• [INSTRUCTIONS TO FOLLOW] List every line in the listing below that contains the string "FancyBboxPatch".

• [LISTED ENTRIES]

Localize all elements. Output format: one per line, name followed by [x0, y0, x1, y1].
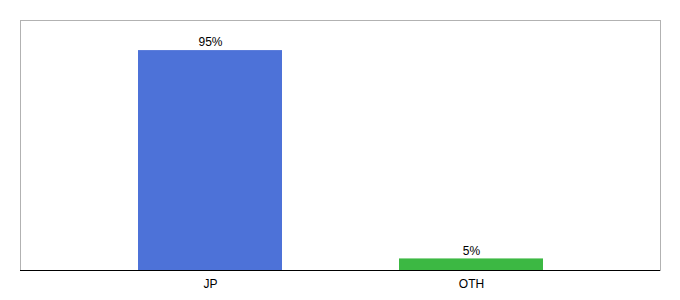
svg-text:5%: 5% [463, 244, 481, 258]
svg-text:OTH: OTH [459, 277, 484, 291]
svg-text:95%: 95% [198, 35, 222, 49]
svg-text:JP: JP [203, 277, 217, 291]
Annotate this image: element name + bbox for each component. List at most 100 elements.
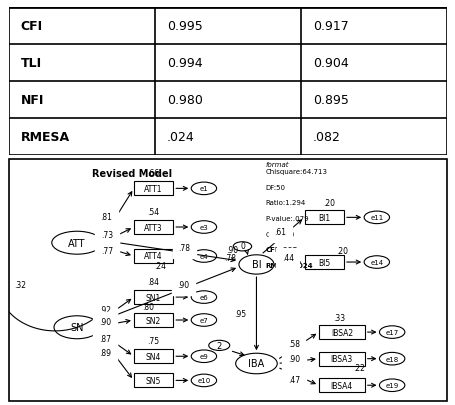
Ellipse shape [235, 353, 277, 374]
Text: .90: .90 [287, 354, 299, 363]
Text: RMSEA:.024: RMSEA:.024 [265, 262, 312, 269]
Text: .84: .84 [147, 277, 159, 286]
Text: .33: .33 [333, 313, 345, 322]
Text: .78: .78 [224, 253, 236, 262]
Text: DF:50: DF:50 [265, 184, 284, 190]
Text: 0.904: 0.904 [312, 57, 348, 70]
Ellipse shape [379, 379, 404, 392]
Text: BI1: BI1 [318, 213, 329, 222]
Text: SN: SN [70, 322, 84, 333]
Text: ATT: ATT [68, 238, 86, 248]
Text: .90: .90 [226, 246, 238, 255]
Text: .024: .024 [167, 131, 194, 144]
Text: Chisquare:64.713: Chisquare:64.713 [265, 168, 327, 175]
Ellipse shape [364, 256, 389, 269]
Ellipse shape [191, 250, 216, 262]
Text: .81: .81 [100, 212, 112, 221]
Text: SN2: SN2 [146, 316, 161, 325]
Text: e3: e3 [199, 224, 208, 230]
Ellipse shape [379, 352, 404, 365]
Text: .32: .32 [14, 281, 26, 290]
Text: 0.994: 0.994 [167, 57, 202, 70]
Ellipse shape [364, 211, 389, 224]
Text: IBSA4: IBSA4 [330, 381, 352, 390]
Text: e17: e17 [384, 329, 398, 335]
Text: .20: .20 [322, 198, 334, 207]
Text: .22: .22 [353, 363, 364, 372]
Text: Revised Model: Revised Model [91, 168, 172, 178]
Ellipse shape [208, 341, 229, 351]
Text: GFI:.979: GFI:.979 [265, 231, 294, 237]
Text: .78: .78 [178, 244, 190, 253]
Text: .59: .59 [175, 290, 186, 296]
Text: SN5: SN5 [146, 376, 161, 385]
Text: 0.895: 0.895 [312, 94, 348, 107]
Text: ATT4: ATT4 [144, 252, 162, 261]
Text: .47: .47 [287, 375, 299, 384]
Text: format: format [265, 161, 288, 167]
FancyBboxPatch shape [304, 211, 343, 225]
Text: e4: e4 [199, 254, 208, 259]
Text: NFI: NFI [21, 94, 44, 107]
Text: TLI: TLI [21, 57, 42, 70]
Ellipse shape [191, 314, 216, 326]
FancyBboxPatch shape [318, 325, 364, 339]
FancyBboxPatch shape [134, 249, 173, 263]
Text: IBSA3: IBSA3 [330, 354, 352, 363]
Text: ATT3: ATT3 [144, 223, 162, 232]
Text: .90: .90 [177, 281, 189, 290]
Text: Ratio:1.294: Ratio:1.294 [265, 200, 305, 206]
Text: .89: .89 [99, 348, 111, 357]
Text: 2: 2 [216, 341, 222, 350]
Text: e10: e10 [197, 377, 210, 384]
Text: e7: e7 [199, 317, 208, 323]
Ellipse shape [54, 316, 100, 339]
Text: P-value:.079: P-value:.079 [265, 215, 308, 222]
Text: CFI: CFI [21, 20, 43, 33]
FancyBboxPatch shape [318, 352, 364, 366]
Text: .75: .75 [147, 337, 159, 345]
Text: e11: e11 [369, 215, 383, 221]
Text: e14: e14 [369, 259, 383, 265]
Text: 0.995: 0.995 [167, 20, 202, 33]
Ellipse shape [191, 221, 216, 234]
Text: .80: .80 [142, 302, 154, 311]
Text: IBSA2: IBSA2 [330, 328, 352, 337]
Ellipse shape [191, 350, 216, 362]
Text: .73: .73 [101, 230, 113, 239]
Text: .87: .87 [99, 335, 111, 343]
Text: e6: e6 [199, 294, 208, 301]
Text: .44: .44 [281, 254, 293, 263]
Ellipse shape [238, 255, 273, 275]
Text: e18: e18 [384, 356, 398, 362]
Text: e9: e9 [199, 354, 208, 359]
FancyBboxPatch shape [134, 220, 173, 234]
Text: 0.980: 0.980 [167, 94, 202, 107]
FancyBboxPatch shape [134, 350, 173, 363]
Text: SN1: SN1 [146, 293, 161, 302]
Text: ATT1: ATT1 [144, 184, 162, 193]
Text: .20: .20 [335, 246, 347, 255]
FancyBboxPatch shape [134, 290, 173, 304]
Text: CFI:.995: CFI:.995 [265, 247, 297, 253]
Ellipse shape [191, 374, 216, 387]
Text: .95: .95 [233, 309, 245, 318]
Text: .082: .082 [312, 131, 340, 144]
Text: IBA: IBA [248, 358, 264, 369]
Text: .58: .58 [287, 339, 299, 349]
Text: 0: 0 [239, 242, 244, 251]
Text: SN4: SN4 [146, 352, 161, 361]
Text: .61: .61 [274, 228, 286, 237]
Text: .54: .54 [147, 207, 159, 216]
Ellipse shape [52, 232, 102, 255]
Text: e1: e1 [199, 186, 208, 192]
FancyBboxPatch shape [134, 313, 173, 327]
Text: .90: .90 [99, 318, 111, 326]
Text: .24: .24 [154, 262, 166, 271]
Text: .92: .92 [99, 305, 111, 314]
Text: BI: BI [251, 260, 261, 270]
Ellipse shape [379, 326, 404, 339]
FancyBboxPatch shape [318, 378, 364, 392]
FancyBboxPatch shape [304, 256, 343, 269]
Text: .77: .77 [101, 246, 113, 255]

• [RESULT OF THIS TASK]
FancyBboxPatch shape [304, 211, 343, 225]
FancyBboxPatch shape [318, 325, 364, 339]
FancyBboxPatch shape [134, 249, 173, 263]
FancyBboxPatch shape [318, 352, 364, 366]
FancyBboxPatch shape [134, 220, 173, 234]
FancyBboxPatch shape [134, 350, 173, 363]
FancyBboxPatch shape [134, 290, 173, 304]
FancyBboxPatch shape [134, 313, 173, 327]
FancyBboxPatch shape [318, 378, 364, 392]
FancyBboxPatch shape [304, 256, 343, 269]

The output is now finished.